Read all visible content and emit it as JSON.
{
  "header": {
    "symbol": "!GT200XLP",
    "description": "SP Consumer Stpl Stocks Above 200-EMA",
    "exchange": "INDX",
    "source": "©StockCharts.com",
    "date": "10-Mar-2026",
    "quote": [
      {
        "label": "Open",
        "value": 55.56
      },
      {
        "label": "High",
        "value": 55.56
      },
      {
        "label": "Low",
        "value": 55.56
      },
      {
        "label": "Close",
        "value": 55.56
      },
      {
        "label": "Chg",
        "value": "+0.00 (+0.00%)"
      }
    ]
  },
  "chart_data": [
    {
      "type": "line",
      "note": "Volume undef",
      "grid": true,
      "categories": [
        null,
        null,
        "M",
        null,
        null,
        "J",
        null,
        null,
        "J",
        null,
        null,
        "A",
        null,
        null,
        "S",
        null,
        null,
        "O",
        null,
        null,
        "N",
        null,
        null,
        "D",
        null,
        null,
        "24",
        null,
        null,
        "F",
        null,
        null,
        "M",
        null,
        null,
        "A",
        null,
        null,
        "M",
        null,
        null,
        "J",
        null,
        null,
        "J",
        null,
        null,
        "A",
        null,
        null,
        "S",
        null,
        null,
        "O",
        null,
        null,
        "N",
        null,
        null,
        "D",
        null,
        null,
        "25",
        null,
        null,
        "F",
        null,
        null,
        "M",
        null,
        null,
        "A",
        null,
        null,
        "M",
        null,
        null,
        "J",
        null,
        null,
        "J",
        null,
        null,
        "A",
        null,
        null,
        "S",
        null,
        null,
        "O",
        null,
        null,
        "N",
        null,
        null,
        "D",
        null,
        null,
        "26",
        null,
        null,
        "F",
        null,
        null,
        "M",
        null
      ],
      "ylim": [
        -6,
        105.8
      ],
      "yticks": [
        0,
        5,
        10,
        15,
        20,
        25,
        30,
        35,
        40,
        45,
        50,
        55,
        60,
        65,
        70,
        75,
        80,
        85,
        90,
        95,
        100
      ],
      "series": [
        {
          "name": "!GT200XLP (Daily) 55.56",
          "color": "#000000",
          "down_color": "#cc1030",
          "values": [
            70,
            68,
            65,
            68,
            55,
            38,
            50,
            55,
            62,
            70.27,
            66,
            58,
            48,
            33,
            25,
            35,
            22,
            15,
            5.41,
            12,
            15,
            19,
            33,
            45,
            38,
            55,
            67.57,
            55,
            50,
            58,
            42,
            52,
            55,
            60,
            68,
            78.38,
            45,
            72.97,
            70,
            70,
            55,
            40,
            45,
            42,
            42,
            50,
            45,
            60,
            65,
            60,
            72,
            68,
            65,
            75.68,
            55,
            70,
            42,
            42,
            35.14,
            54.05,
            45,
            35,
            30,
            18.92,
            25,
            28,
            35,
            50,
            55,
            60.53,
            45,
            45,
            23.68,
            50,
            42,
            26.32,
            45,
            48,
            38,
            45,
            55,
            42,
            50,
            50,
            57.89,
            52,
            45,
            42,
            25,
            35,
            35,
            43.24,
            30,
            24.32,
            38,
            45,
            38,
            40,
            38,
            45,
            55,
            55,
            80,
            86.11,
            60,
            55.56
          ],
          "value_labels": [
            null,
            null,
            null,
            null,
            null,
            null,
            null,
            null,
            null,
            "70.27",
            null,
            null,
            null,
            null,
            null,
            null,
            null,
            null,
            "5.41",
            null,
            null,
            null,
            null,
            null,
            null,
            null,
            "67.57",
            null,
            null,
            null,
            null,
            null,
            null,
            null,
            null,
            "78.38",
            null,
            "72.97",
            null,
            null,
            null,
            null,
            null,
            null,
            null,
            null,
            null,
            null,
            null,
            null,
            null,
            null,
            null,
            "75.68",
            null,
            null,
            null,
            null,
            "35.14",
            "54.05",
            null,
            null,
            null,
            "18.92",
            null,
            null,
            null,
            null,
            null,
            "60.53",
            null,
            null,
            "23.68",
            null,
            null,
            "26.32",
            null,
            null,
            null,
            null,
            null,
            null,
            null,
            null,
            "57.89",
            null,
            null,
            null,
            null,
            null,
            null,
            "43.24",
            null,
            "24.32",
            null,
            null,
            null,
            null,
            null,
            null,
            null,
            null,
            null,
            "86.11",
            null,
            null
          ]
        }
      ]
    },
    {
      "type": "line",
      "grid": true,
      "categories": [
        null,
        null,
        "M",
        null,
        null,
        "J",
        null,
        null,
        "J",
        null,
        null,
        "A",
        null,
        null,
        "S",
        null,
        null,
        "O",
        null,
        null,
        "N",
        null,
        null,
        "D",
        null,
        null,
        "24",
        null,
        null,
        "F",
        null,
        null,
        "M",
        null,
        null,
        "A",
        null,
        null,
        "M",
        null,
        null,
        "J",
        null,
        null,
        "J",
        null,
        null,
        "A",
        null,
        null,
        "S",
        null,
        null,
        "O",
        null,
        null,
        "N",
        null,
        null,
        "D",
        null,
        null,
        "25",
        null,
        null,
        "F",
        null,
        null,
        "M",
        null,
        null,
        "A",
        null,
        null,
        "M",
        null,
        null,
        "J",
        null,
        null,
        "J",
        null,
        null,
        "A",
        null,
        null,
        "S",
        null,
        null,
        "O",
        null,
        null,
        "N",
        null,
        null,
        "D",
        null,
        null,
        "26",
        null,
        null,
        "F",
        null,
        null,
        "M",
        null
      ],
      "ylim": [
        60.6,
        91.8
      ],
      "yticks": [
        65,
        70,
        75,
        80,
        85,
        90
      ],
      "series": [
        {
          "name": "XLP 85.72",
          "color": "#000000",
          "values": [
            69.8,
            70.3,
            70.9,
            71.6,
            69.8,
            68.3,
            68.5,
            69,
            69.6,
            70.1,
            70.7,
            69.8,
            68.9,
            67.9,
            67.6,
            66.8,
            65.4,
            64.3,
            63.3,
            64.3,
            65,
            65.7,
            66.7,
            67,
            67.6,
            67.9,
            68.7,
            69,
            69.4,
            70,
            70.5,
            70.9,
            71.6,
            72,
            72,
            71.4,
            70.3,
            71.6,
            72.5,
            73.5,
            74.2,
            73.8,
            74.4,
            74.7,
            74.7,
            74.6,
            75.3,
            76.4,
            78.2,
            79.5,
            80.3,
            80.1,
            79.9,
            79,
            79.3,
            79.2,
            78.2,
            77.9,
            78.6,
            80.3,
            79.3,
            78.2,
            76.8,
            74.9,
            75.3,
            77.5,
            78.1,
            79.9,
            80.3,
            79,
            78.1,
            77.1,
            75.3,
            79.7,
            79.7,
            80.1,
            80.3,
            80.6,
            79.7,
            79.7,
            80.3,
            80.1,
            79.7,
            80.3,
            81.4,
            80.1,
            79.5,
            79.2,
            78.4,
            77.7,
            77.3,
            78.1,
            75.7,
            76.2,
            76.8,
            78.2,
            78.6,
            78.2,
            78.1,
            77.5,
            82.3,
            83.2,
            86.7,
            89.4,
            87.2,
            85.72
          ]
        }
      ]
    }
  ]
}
::::
Aim of the task> Your task is to repeat every entry exactly.

Solved exercise>
Read all visible content and emit it as JSON.
{
  "header": {
    "symbol": "!GT200XLP",
    "description": "SP Consumer Stpl Stocks Above 200-EMA",
    "exchange": "INDX",
    "source": "©StockCharts.com",
    "date": "10-Mar-2026",
    "quote": [
      {
        "label": "Open",
        "value": 55.56
      },
      {
        "label": "High",
        "value": 55.56
      },
      {
        "label": "Low",
        "value": 55.56
      },
      {
        "label": "Close",
        "value": 55.56
      },
      {
        "label": "Chg",
        "value": "+0.00 (+0.00%)"
      }
    ]
  },
  "chart_data": [
    {
      "type": "line",
      "note": "Volume undef",
      "grid": true,
      "categories": [
        null,
        null,
        "M",
        null,
        null,
        "J",
        null,
        null,
        "J",
        null,
        null,
        "A",
        null,
        null,
        "S",
        null,
        null,
        "O",
        null,
        null,
        "N",
        null,
        null,
        "D",
        null,
        null,
        "24",
        null,
        null,
        "F",
        null,
        null,
        "M",
        null,
        null,
        "A",
        null,
        null,
        "M",
        null,
        null,
        "J",
        null,
        null,
        "J",
        null,
        null,
        "A",
        null,
        null,
        "S",
        null,
        null,
        "O",
        null,
        null,
        "N",
        null,
        null,
        "D",
        null,
        null,
        "25",
        null,
        null,
        "F",
        null,
        null,
        "M",
        null,
        null,
        "A",
        null,
        null,
        "M",
        null,
        null,
        "J",
        null,
        null,
        "J",
        null,
        null,
        "A",
        null,
        null,
        "S",
        null,
        null,
        "O",
        null,
        null,
        "N",
        null,
        null,
        "D",
        null,
        null,
        "26",
        null,
        null,
        "F",
        null,
        null,
        "M",
        null
      ],
      "ylim": [
        -6,
        105.8
      ],
      "yticks": [
        0,
        5,
        10,
        15,
        20,
        25,
        30,
        35,
        40,
        45,
        50,
        55,
        60,
        65,
        70,
        75,
        80,
        85,
        90,
        95,
        100
      ],
      "series": [
        {
          "name": "!GT200XLP (Daily) 55.56",
          "color": "#000000",
          "down_color": "#cc1030",
          "values": [
            70,
            68,
            65,
            68,
            55,
            38,
            50,
            55,
            62,
            70.27,
            66,
            58,
            48,
            33,
            25,
            35,
            22,
            15,
            5.41,
            12,
            15,
            19,
            33,
            45,
            38,
            55,
            67.57,
            55,
            50,
            58,
            42,
            52,
            55,
            60,
            68,
            78.38,
            45,
            72.97,
            70,
            70,
            55,
            40,
            45,
            42,
            42,
            50,
            45,
            60,
            65,
            60,
            72,
            68,
            65,
            75.68,
            55,
            70,
            42,
            42,
            35.14,
            54.05,
            45,
            35,
            30,
            18.92,
            25,
            28,
            35,
            50,
            55,
            60.53,
            45,
            45,
            23.68,
            50,
            42,
            26.32,
            45,
            48,
            38,
            45,
            55,
            42,
            50,
            50,
            57.89,
            52,
            45,
            42,
            25,
            35,
            35,
            43.24,
            30,
            24.32,
            38,
            45,
            38,
            40,
            38,
            45,
            55,
            55,
            80,
            86.11,
            60,
            55.56
          ],
          "value_labels": [
            null,
            null,
            null,
            null,
            null,
            null,
            null,
            null,
            null,
            "70.27",
            null,
            null,
            null,
            null,
            null,
            null,
            null,
            null,
            "5.41",
            null,
            null,
            null,
            null,
            null,
            null,
            null,
            "67.57",
            null,
            null,
            null,
            null,
            null,
            null,
            null,
            null,
            "78.38",
            null,
            "72.97",
            null,
            null,
            null,
            null,
            null,
            null,
            null,
            null,
            null,
            null,
            null,
            null,
            null,
            null,
            null,
            "75.68",
            null,
            null,
            null,
            null,
            "35.14",
            "54.05",
            null,
            null,
            null,
            "18.92",
            null,
            null,
            null,
            null,
            null,
            "60.53",
            null,
            null,
            "23.68",
            null,
            null,
            "26.32",
            null,
            null,
            null,
            null,
            null,
            null,
            null,
            null,
            "57.89",
            null,
            null,
            null,
            null,
            null,
            null,
            "43.24",
            null,
            "24.32",
            null,
            null,
            null,
            null,
            null,
            null,
            null,
            null,
            null,
            "86.11",
            null,
            null
          ]
        }
      ]
    },
    {
      "type": "line",
      "grid": true,
      "categories": [
        null,
        null,
        "M",
        null,
        null,
        "J",
        null,
        null,
        "J",
        null,
        null,
        "A",
        null,
        null,
        "S",
        null,
        null,
        "O",
        null,
        null,
        "N",
        null,
        null,
        "D",
        null,
        null,
        "24",
        null,
        null,
        "F",
        null,
        null,
        "M",
        null,
        null,
        "A",
        null,
        null,
        "M",
        null,
        null,
        "J",
        null,
        null,
        "J",
        null,
        null,
        "A",
        null,
        null,
        "S",
        null,
        null,
        "O",
        null,
        null,
        "N",
        null,
        null,
        "D",
        null,
        null,
        "25",
        null,
        null,
        "F",
        null,
        null,
        "M",
        null,
        null,
        "A",
        null,
        null,
        "M",
        null,
        null,
        "J",
        null,
        null,
        "J",
        null,
        null,
        "A",
        null,
        null,
        "S",
        null,
        null,
        "O",
        null,
        null,
        "N",
        null,
        null,
        "D",
        null,
        null,
        "26",
        null,
        null,
        "F",
        null,
        null,
        "M",
        null
      ],
      "ylim": [
        60.6,
        91.8
      ],
      "yticks": [
        65,
        70,
        75,
        80,
        85,
        90
      ],
      "series": [
        {
          "name": "XLP 85.72",
          "color": "#000000",
          "values": [
            69.8,
            70.3,
            70.9,
            71.6,
            69.8,
            68.3,
            68.5,
            69,
            69.6,
            70.1,
            70.7,
            69.8,
            68.9,
            67.9,
            67.6,
            66.8,
            65.4,
            64.3,
            63.3,
            64.3,
            65,
            65.7,
            66.7,
            67,
            67.6,
            67.9,
            68.7,
            69,
            69.4,
            70,
            70.5,
            70.9,
            71.6,
            72,
            72,
            71.4,
            70.3,
            71.6,
            72.5,
            73.5,
            74.2,
            73.8,
            74.4,
            74.7,
            74.7,
            74.6,
            75.3,
            76.4,
            78.2,
            79.5,
            80.3,
            80.1,
            79.9,
            79,
            79.3,
            79.2,
            78.2,
            77.9,
            78.6,
            80.3,
            79.3,
            78.2,
            76.8,
            74.9,
            75.3,
            77.5,
            78.1,
            79.9,
            80.3,
            79,
            78.1,
            77.1,
            75.3,
            79.7,
            79.7,
            80.1,
            80.3,
            80.6,
            79.7,
            79.7,
            80.3,
            80.1,
            79.7,
            80.3,
            81.4,
            80.1,
            79.5,
            79.2,
            78.4,
            77.7,
            77.3,
            78.1,
            75.7,
            76.2,
            76.8,
            78.2,
            78.6,
            78.2,
            78.1,
            77.5,
            82.3,
            83.2,
            86.7,
            89.4,
            87.2,
            85.72
          ]
        }
      ]
    }
  ]
}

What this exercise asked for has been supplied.